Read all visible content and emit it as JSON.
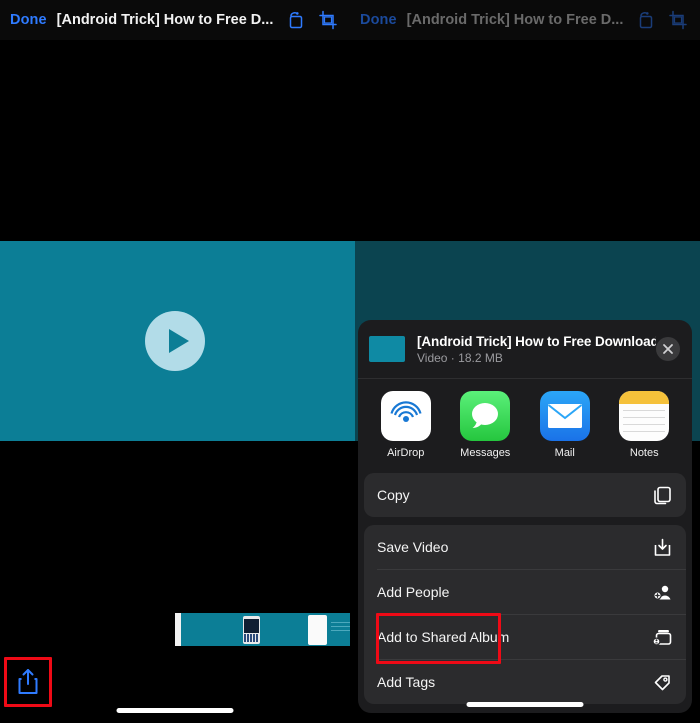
{
  "nav": {
    "done_label": "Done",
    "title": "[Android Trick] How to Free D...",
    "rotate_icon": "rotate-icon",
    "crop_icon": "crop-icon"
  },
  "player": {
    "play_icon": "play-icon",
    "share_icon": "share-icon",
    "timeline_icon": "video-timeline"
  },
  "share_sheet": {
    "item_title": "[Android Trick] How to Free Download...",
    "item_subtitle": "Video · 18.2 MB",
    "close_icon": "close-icon",
    "apps": [
      {
        "label": "AirDrop",
        "icon": "airdrop-icon"
      },
      {
        "label": "Messages",
        "icon": "messages-icon"
      },
      {
        "label": "Mail",
        "icon": "mail-icon"
      },
      {
        "label": "Notes",
        "icon": "notes-icon"
      }
    ],
    "actions": [
      {
        "label": "Copy",
        "icon": "copy-icon"
      },
      {
        "label": "Save Video",
        "icon": "save-download-icon"
      },
      {
        "label": "Add People",
        "icon": "add-person-icon"
      },
      {
        "label": "Add to Shared Album",
        "icon": "shared-album-icon"
      },
      {
        "label": "Add Tags",
        "icon": "tag-icon"
      }
    ]
  },
  "annotations": {
    "highlight_color": "#ef0a16",
    "share_button_highlight": "share-button",
    "save_video_highlight": "save-video-row"
  },
  "colors": {
    "accent_blue": "#2f7bff",
    "video_teal": "#0c7e96",
    "video_teal_dimmed": "#0b4450",
    "sheet_background": "#1c1c1e",
    "row_background": "#2b2b2d"
  }
}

To do: Write out each entry exactly as given, but skip the pictures.

Solution for this exercise:
Read all visible content and emit it as JSON.
{
  "nav": {
    "done_label": "Done",
    "title": "[Android Trick] How to Free D...",
    "rotate_icon": "rotate-icon",
    "crop_icon": "crop-icon"
  },
  "player": {
    "play_icon": "play-icon",
    "share_icon": "share-icon",
    "timeline_icon": "video-timeline"
  },
  "share_sheet": {
    "item_title": "[Android Trick] How to Free Download...",
    "item_subtitle": "Video · 18.2 MB",
    "close_icon": "close-icon",
    "apps": [
      {
        "label": "AirDrop",
        "icon": "airdrop-icon"
      },
      {
        "label": "Messages",
        "icon": "messages-icon"
      },
      {
        "label": "Mail",
        "icon": "mail-icon"
      },
      {
        "label": "Notes",
        "icon": "notes-icon"
      }
    ],
    "actions": [
      {
        "label": "Copy",
        "icon": "copy-icon"
      },
      {
        "label": "Save Video",
        "icon": "save-download-icon"
      },
      {
        "label": "Add People",
        "icon": "add-person-icon"
      },
      {
        "label": "Add to Shared Album",
        "icon": "shared-album-icon"
      },
      {
        "label": "Add Tags",
        "icon": "tag-icon"
      }
    ]
  },
  "annotations": {
    "highlight_color": "#ef0a16",
    "share_button_highlight": "share-button",
    "save_video_highlight": "save-video-row"
  },
  "colors": {
    "accent_blue": "#2f7bff",
    "video_teal": "#0c7e96",
    "video_teal_dimmed": "#0b4450",
    "sheet_background": "#1c1c1e",
    "row_background": "#2b2b2d"
  }
}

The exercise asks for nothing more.